───── Data section
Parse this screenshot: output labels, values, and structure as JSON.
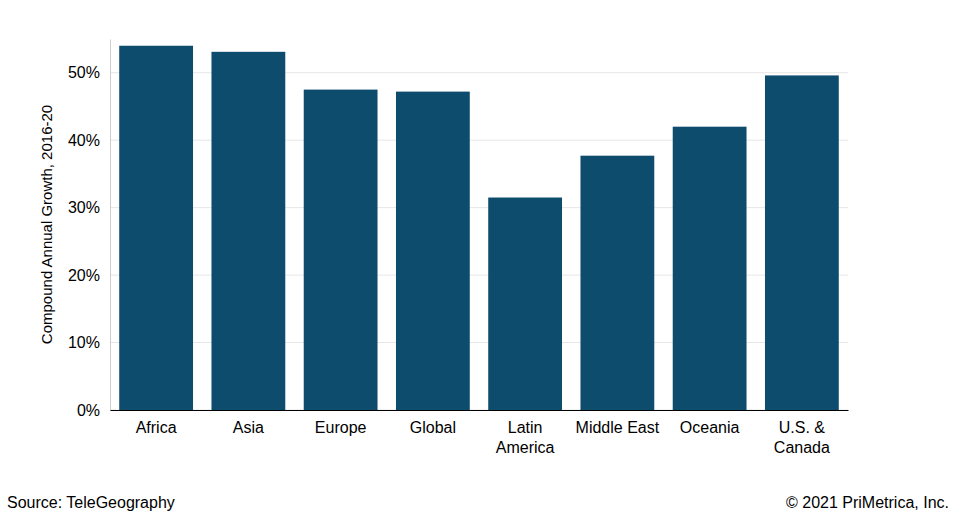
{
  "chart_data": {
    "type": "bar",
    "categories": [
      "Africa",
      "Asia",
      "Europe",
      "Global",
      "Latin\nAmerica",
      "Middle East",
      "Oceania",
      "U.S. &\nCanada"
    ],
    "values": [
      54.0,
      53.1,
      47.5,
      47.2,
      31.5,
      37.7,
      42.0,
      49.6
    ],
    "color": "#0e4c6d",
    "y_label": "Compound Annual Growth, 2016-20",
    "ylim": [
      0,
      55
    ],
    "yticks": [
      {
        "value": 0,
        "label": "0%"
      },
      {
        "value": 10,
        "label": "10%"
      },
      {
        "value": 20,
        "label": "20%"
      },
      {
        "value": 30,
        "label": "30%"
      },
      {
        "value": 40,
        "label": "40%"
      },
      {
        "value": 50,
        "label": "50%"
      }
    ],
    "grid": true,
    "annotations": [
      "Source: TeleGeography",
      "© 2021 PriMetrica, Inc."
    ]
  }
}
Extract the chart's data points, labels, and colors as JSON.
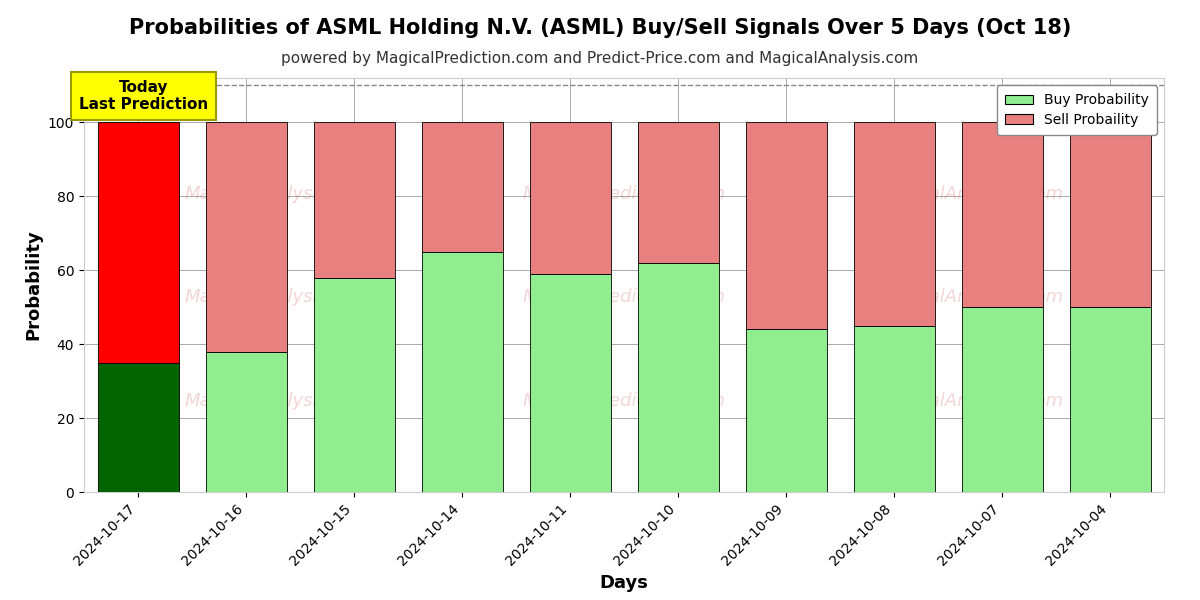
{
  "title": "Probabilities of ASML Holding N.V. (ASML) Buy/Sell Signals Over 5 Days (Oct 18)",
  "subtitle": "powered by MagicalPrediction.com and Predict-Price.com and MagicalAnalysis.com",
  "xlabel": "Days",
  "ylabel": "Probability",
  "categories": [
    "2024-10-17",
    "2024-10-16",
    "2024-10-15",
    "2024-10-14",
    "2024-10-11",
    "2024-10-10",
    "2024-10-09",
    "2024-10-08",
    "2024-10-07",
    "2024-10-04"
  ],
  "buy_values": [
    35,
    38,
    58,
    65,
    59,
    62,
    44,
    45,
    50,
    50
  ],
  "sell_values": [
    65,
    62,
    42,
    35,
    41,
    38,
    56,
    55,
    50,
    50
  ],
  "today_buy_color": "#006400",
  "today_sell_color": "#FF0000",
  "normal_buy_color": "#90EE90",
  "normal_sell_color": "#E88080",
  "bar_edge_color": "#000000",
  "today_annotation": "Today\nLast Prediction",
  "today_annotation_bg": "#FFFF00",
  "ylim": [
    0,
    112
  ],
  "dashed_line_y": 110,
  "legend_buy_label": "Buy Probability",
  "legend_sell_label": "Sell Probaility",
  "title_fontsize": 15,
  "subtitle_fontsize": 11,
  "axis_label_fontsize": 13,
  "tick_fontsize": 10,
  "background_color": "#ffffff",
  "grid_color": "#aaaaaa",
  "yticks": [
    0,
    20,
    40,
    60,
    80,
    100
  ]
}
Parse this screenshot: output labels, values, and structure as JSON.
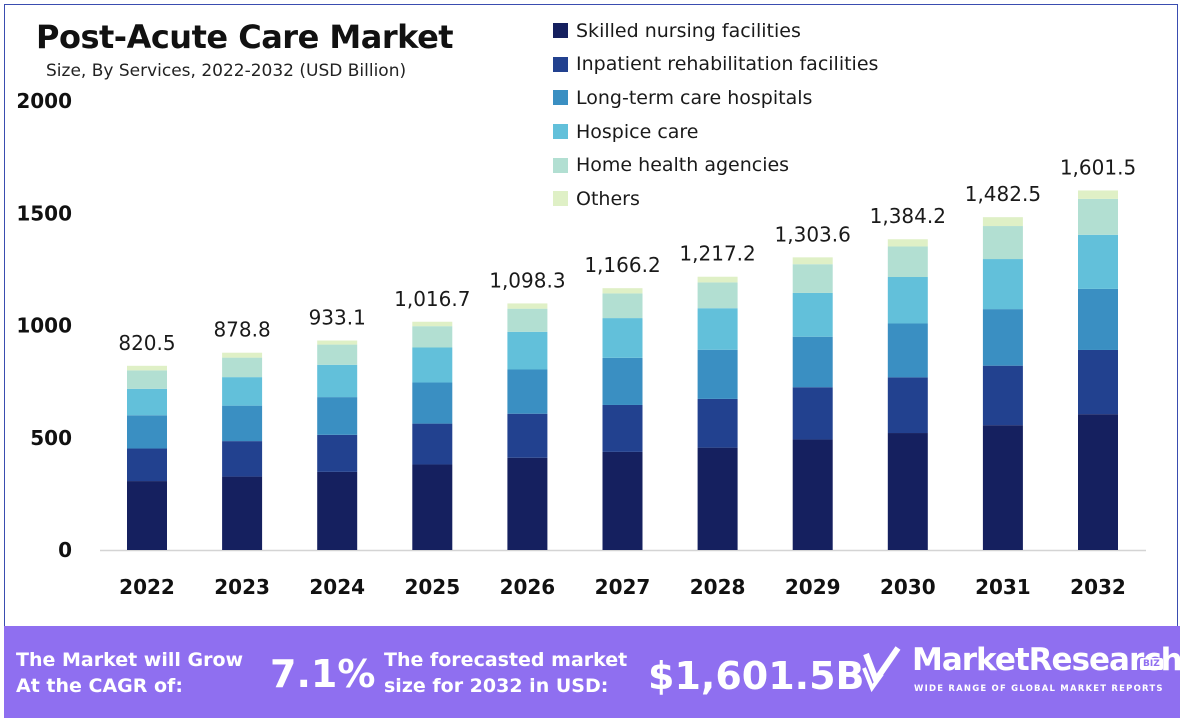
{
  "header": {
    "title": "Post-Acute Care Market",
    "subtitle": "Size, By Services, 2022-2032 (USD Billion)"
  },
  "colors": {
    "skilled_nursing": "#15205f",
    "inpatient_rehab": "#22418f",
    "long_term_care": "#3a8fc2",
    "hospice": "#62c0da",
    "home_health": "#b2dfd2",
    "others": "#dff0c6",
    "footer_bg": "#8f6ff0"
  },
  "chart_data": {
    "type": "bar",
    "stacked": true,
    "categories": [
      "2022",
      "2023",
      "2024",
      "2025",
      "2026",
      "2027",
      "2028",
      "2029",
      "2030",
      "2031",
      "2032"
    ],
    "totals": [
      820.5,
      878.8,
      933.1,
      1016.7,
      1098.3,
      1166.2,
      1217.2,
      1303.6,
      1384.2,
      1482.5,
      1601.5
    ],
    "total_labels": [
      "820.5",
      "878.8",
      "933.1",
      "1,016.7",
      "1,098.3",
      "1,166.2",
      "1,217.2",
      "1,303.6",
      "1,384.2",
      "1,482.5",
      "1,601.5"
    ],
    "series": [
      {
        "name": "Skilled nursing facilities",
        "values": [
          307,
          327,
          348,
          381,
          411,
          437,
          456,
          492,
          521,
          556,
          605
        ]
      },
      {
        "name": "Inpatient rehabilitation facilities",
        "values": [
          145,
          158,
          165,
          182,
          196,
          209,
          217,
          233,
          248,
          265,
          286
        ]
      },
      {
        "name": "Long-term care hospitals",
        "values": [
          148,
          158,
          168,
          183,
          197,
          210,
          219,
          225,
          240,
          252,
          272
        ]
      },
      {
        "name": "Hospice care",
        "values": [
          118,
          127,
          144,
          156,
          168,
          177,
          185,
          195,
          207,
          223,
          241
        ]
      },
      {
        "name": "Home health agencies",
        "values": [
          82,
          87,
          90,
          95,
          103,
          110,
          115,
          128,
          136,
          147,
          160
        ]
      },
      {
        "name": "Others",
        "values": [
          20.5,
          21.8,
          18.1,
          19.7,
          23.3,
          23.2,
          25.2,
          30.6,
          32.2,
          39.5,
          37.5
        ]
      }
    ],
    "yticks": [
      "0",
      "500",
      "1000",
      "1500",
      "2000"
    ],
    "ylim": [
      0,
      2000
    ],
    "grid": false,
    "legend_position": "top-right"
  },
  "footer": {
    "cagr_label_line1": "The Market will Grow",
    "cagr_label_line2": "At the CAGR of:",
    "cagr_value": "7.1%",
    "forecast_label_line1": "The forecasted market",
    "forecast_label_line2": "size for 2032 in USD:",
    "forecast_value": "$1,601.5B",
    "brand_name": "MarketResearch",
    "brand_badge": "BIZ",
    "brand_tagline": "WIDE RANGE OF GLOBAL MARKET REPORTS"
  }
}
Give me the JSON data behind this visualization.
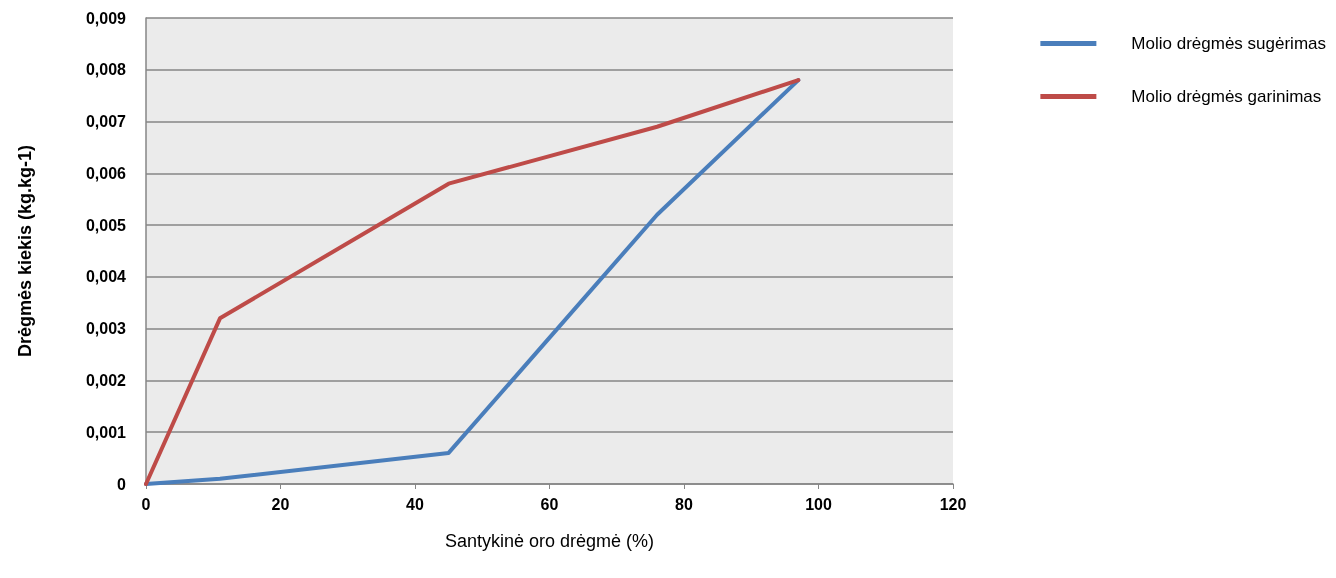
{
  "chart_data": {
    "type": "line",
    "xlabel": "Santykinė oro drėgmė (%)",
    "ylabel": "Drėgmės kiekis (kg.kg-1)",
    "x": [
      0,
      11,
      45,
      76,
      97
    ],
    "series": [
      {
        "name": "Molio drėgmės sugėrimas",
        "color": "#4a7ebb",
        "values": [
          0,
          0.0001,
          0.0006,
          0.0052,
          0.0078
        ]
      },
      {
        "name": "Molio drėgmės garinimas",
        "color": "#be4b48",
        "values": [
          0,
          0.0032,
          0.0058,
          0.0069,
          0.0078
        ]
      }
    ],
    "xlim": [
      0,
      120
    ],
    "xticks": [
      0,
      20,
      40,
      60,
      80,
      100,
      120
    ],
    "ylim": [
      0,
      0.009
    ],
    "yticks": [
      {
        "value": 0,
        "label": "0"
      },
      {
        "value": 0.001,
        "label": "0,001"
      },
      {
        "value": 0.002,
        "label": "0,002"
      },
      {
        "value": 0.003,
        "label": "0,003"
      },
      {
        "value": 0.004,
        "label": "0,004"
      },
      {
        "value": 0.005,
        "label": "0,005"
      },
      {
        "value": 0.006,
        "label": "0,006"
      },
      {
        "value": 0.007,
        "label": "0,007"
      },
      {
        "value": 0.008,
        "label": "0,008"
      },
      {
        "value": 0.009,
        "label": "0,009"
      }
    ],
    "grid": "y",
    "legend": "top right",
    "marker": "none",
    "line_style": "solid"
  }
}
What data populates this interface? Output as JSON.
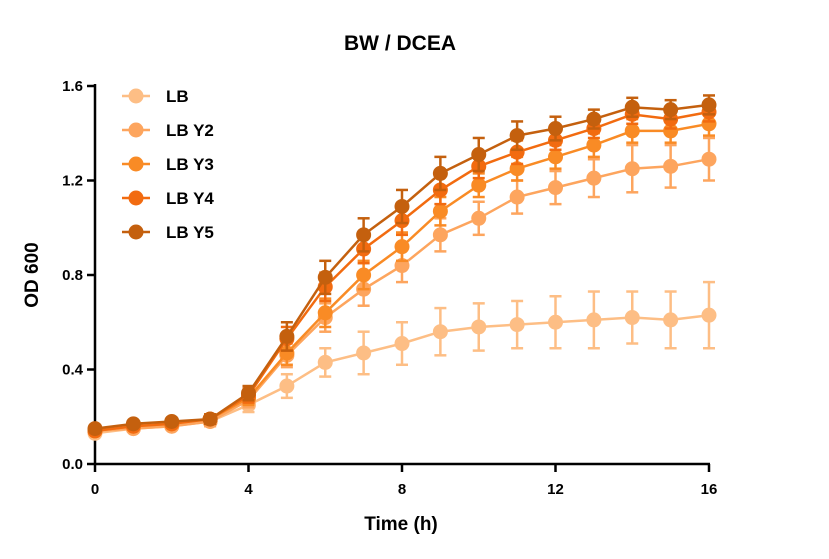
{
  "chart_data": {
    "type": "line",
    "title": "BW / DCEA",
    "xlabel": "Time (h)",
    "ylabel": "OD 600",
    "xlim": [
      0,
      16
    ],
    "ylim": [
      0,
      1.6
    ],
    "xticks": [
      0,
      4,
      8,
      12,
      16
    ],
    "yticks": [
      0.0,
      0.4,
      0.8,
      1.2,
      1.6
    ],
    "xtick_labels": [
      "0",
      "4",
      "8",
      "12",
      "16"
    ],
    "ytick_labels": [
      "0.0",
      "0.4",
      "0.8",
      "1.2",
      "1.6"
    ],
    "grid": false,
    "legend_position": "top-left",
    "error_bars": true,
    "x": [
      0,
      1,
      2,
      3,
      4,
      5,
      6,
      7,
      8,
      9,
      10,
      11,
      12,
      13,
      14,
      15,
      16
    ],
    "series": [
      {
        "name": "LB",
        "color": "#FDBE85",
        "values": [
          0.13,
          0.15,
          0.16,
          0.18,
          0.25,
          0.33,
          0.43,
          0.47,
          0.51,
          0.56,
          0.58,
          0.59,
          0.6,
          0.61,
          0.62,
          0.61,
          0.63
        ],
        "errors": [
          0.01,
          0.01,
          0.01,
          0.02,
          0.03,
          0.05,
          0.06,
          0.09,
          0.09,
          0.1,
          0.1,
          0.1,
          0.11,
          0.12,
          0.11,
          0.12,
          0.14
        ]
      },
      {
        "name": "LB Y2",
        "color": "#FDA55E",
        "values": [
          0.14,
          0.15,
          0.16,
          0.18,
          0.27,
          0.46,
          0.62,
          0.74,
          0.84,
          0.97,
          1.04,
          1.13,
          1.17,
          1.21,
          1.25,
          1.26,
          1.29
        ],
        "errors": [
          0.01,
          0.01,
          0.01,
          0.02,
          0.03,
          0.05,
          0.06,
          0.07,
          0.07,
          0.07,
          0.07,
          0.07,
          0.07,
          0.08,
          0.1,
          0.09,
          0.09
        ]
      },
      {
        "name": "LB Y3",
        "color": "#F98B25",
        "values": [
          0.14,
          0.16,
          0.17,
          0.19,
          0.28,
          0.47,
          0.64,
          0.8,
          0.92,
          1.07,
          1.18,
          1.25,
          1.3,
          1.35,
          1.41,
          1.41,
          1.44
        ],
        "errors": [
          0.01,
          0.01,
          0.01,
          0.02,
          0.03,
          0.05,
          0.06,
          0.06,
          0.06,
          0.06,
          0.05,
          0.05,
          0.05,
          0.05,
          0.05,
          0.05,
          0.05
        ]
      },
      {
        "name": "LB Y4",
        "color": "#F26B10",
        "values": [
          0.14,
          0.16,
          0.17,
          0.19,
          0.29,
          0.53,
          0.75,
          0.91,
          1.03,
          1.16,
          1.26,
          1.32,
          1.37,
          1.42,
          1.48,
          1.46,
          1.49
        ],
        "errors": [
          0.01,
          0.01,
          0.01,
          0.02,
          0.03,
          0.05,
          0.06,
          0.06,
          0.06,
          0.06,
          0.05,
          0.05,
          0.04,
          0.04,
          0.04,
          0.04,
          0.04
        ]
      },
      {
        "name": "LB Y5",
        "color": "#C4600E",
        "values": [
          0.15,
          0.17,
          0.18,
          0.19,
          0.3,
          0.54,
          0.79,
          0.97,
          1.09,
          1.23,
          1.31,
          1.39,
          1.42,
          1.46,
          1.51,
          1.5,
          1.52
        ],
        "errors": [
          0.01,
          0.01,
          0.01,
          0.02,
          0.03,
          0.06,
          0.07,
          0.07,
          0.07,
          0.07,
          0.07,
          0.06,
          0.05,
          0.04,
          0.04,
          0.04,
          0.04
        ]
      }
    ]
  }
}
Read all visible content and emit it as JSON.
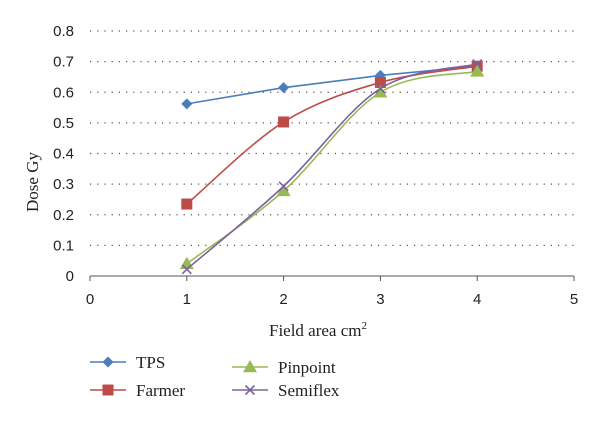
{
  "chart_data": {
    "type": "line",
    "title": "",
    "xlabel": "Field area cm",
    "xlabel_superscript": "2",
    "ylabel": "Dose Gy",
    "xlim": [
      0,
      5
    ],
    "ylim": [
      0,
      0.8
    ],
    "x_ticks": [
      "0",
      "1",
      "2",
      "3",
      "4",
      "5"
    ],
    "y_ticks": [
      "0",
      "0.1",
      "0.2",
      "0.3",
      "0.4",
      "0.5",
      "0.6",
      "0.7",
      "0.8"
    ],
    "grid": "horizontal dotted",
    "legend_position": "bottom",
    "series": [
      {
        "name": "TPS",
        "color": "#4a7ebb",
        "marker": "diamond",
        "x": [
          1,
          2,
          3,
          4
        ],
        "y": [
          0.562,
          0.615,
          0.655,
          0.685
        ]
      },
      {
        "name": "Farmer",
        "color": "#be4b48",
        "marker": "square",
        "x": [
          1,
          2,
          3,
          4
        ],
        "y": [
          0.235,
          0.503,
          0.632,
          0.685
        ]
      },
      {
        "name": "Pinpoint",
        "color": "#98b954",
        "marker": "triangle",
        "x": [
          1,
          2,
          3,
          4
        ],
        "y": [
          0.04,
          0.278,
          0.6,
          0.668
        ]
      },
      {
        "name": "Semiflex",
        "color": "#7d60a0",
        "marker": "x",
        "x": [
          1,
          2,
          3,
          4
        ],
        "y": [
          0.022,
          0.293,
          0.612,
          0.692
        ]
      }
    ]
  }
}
──────────
▸ Stated goal: Copy whichever lines in the listing above contain the word "right".

▸ Solution for this task:
    "legend_position": "top-right"
    "legend": "top right",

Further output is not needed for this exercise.